◆ **SUPPLIED DATA**:
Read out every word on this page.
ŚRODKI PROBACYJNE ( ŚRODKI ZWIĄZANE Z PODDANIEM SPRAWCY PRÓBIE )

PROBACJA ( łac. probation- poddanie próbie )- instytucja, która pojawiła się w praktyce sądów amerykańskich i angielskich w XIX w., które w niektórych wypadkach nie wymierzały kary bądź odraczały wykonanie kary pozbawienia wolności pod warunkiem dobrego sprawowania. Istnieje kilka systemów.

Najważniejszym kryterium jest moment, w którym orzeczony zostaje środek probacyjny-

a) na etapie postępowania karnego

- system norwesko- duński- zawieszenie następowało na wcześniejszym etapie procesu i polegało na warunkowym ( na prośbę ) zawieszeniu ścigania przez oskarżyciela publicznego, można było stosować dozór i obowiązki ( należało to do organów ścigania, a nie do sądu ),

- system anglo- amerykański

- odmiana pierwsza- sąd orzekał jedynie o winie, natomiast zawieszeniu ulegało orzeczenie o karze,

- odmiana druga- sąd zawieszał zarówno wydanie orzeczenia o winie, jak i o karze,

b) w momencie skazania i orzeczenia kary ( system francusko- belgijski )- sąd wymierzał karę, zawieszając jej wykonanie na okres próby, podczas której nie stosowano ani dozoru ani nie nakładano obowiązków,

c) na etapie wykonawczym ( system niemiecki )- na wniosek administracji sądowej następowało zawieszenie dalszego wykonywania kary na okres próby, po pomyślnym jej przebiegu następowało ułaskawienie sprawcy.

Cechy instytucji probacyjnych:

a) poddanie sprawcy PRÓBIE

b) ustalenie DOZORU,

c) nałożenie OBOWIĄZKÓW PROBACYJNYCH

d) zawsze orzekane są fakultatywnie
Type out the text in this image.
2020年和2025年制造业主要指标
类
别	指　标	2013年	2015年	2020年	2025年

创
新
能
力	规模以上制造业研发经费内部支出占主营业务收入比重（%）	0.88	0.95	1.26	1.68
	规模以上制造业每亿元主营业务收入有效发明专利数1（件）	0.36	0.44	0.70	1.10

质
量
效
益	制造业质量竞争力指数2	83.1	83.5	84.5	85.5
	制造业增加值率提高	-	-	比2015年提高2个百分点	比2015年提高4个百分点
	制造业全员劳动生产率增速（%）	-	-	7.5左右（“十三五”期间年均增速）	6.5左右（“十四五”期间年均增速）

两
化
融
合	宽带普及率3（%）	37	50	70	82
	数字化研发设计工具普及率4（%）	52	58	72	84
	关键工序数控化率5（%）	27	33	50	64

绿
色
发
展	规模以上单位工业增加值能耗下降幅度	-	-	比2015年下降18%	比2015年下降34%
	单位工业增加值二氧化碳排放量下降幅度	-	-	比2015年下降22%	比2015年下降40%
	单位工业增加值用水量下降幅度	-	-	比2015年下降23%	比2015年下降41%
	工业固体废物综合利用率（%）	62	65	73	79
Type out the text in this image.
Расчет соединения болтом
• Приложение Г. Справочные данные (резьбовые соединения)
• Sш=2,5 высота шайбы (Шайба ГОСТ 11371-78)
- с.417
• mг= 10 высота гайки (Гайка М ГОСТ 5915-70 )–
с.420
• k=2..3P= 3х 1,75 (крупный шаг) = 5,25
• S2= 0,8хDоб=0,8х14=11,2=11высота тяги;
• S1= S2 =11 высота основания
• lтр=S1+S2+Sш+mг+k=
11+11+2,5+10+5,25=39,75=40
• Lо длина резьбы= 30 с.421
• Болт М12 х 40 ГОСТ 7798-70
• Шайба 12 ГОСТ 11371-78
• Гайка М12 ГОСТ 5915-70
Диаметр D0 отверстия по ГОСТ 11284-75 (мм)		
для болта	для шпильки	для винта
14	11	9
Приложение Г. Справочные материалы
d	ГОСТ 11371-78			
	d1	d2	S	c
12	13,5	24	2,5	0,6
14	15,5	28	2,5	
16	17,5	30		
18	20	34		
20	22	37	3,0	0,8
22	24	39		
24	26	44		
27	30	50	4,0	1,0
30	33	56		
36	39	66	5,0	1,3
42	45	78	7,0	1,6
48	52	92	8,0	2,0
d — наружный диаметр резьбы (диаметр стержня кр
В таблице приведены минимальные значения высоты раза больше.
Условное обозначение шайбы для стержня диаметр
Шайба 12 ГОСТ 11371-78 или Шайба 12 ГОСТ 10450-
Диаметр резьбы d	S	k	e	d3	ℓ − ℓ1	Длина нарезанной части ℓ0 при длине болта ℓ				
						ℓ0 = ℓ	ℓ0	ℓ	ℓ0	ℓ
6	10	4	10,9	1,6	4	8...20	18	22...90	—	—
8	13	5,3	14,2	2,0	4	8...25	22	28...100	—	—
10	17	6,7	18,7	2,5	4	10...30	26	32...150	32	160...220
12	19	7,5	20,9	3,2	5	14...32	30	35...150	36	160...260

◆ **REQUIRED WORK**: Quote the listing in full, please, keeping every line exact.

◆ **REPLY TO THE TASK**:
Read out every word on this page.
ŚRODKI PROBACYJNE ( ŚRODKI ZWIĄZANE Z PODDANIEM SPRAWCY PRÓBIE )

PROBACJA ( łac. probation- poddanie próbie )- instytucja, która pojawiła się w praktyce sądów amerykańskich i angielskich w XIX w., które w niektórych wypadkach nie wymierzały kary bądź odraczały wykonanie kary pozbawienia wolności pod warunkiem dobrego sprawowania. Istnieje kilka systemów.

Najważniejszym kryterium jest moment, w którym orzeczony zostaje środek probacyjny-

a) na etapie postępowania karnego

- system norwesko- duński- zawieszenie następowało na wcześniejszym etapie procesu i polegało na warunkowym ( na prośbę ) zawieszeniu ścigania przez oskarżyciela publicznego, można było stosować dozór i obowiązki ( należało to do organów ścigania, a nie do sądu ),

- system anglo- amerykański

- odmiana pierwsza- sąd orzekał jedynie o winie, natomiast zawieszeniu ulegało orzeczenie o karze,

- odmiana druga- sąd zawieszał zarówno wydanie orzeczenia o winie, jak i o karze,

b) w momencie skazania i orzeczenia kary ( system francusko- belgijski )- sąd wymierzał karę, zawieszając jej wykonanie na okres próby, podczas której nie stosowano ani dozoru ani nie nakładano obowiązków,

c) na etapie wykonawczym ( system niemiecki )- na wniosek administracji sądowej następowało zawieszenie dalszego wykonywania kary na okres próby, po pomyślnym jej przebiegu następowało ułaskawienie sprawcy.

Cechy instytucji probacyjnych:

a) poddanie sprawcy PRÓBIE

b) ustalenie DOZORU,

c) nałożenie OBOWIĄZKÓW PROBACYJNYCH

d) zawsze orzekane są fakultatywnie
Type out the text in this image.
2020年和2025年制造业主要指标
类
别	指　标	2013年	2015年	2020年	2025年

创
新
能
力	规模以上制造业研发经费内部支出占主营业务收入比重（%）	0.88	0.95	1.26	1.68
	规模以上制造业每亿元主营业务收入有效发明专利数1（件）	0.36	0.44	0.70	1.10

质
量
效
益	制造业质量竞争力指数2	83.1	83.5	84.5	85.5
	制造业增加值率提高	-	-	比2015年提高2个百分点	比2015年提高4个百分点
	制造业全员劳动生产率增速（%）	-	-	7.5左右（“十三五”期间年均增速）	6.5左右（“十四五”期间年均增速）

两
化
融
合	宽带普及率3（%）	37	50	70	82
	数字化研发设计工具普及率4（%）	52	58	72	84
	关键工序数控化率5（%）	27	33	50	64

绿
色
发
展	规模以上单位工业增加值能耗下降幅度	-	-	比2015年下降18%	比2015年下降34%
	单位工业增加值二氧化碳排放量下降幅度	-	-	比2015年下降22%	比2015年下降40%
	单位工业增加值用水量下降幅度	-	-	比2015年下降23%	比2015年下降41%
	工业固体废物综合利用率（%）	62	65	73	79
Type out the text in this image.
Расчет соединения болтом
• Приложение Г. Справочные данные (резьбовые соединения)
• Sш=2,5 высота шайбы (Шайба ГОСТ 11371-78)
- с.417
• mг= 10 высота гайки (Гайка М ГОСТ 5915-70 )–
с.420
• k=2..3P= 3х 1,75 (крупный шаг) = 5,25
• S2= 0,8хDоб=0,8х14=11,2=11высота тяги;
• S1= S2 =11 высота основания
• lтр=S1+S2+Sш+mг+k=
11+11+2,5+10+5,25=39,75=40
• Lо длина резьбы= 30 с.421
• Болт М12 х 40 ГОСТ 7798-70
• Шайба 12 ГОСТ 11371-78
• Гайка М12 ГОСТ 5915-70
Диаметр D0 отверстия по ГОСТ 11284-75 (мм)		
для болта	для шпильки	для винта
14	11	9
Приложение Г. Справочные материалы
d	ГОСТ 11371-78			
	d1	d2	S	c
12	13,5	24	2,5	0,6
14	15,5	28	2,5	
16	17,5	30		
18	20	34		
20	22	37	3,0	0,8
22	24	39		
24	26	44		
27	30	50	4,0	1,0
30	33	56		
36	39	66	5,0	1,3
42	45	78	7,0	1,6
48	52	92	8,0	2,0
d — наружный диаметр резьбы (диаметр стержня кр
В таблице приведены минимальные значения высоты раза больше.
Условное обозначение шайбы для стержня диаметр
Шайба 12 ГОСТ 11371-78 или Шайба 12 ГОСТ 10450-
Диаметр резьбы d	S	k	e	d3	ℓ − ℓ1	Длина нарезанной части ℓ0 при длине болта ℓ				
						ℓ0 = ℓ	ℓ0	ℓ	ℓ0	ℓ
6	10	4	10,9	1,6	4	8...20	18	22...90	—	—
8	13	5,3	14,2	2,0	4	8...25	22	28...100	—	—
10	17	6,7	18,7	2,5	4	10...30	26	32...150	32	160...220
12	19	7,5	20,9	3,2	5	14...32	30	35...150	36	160...260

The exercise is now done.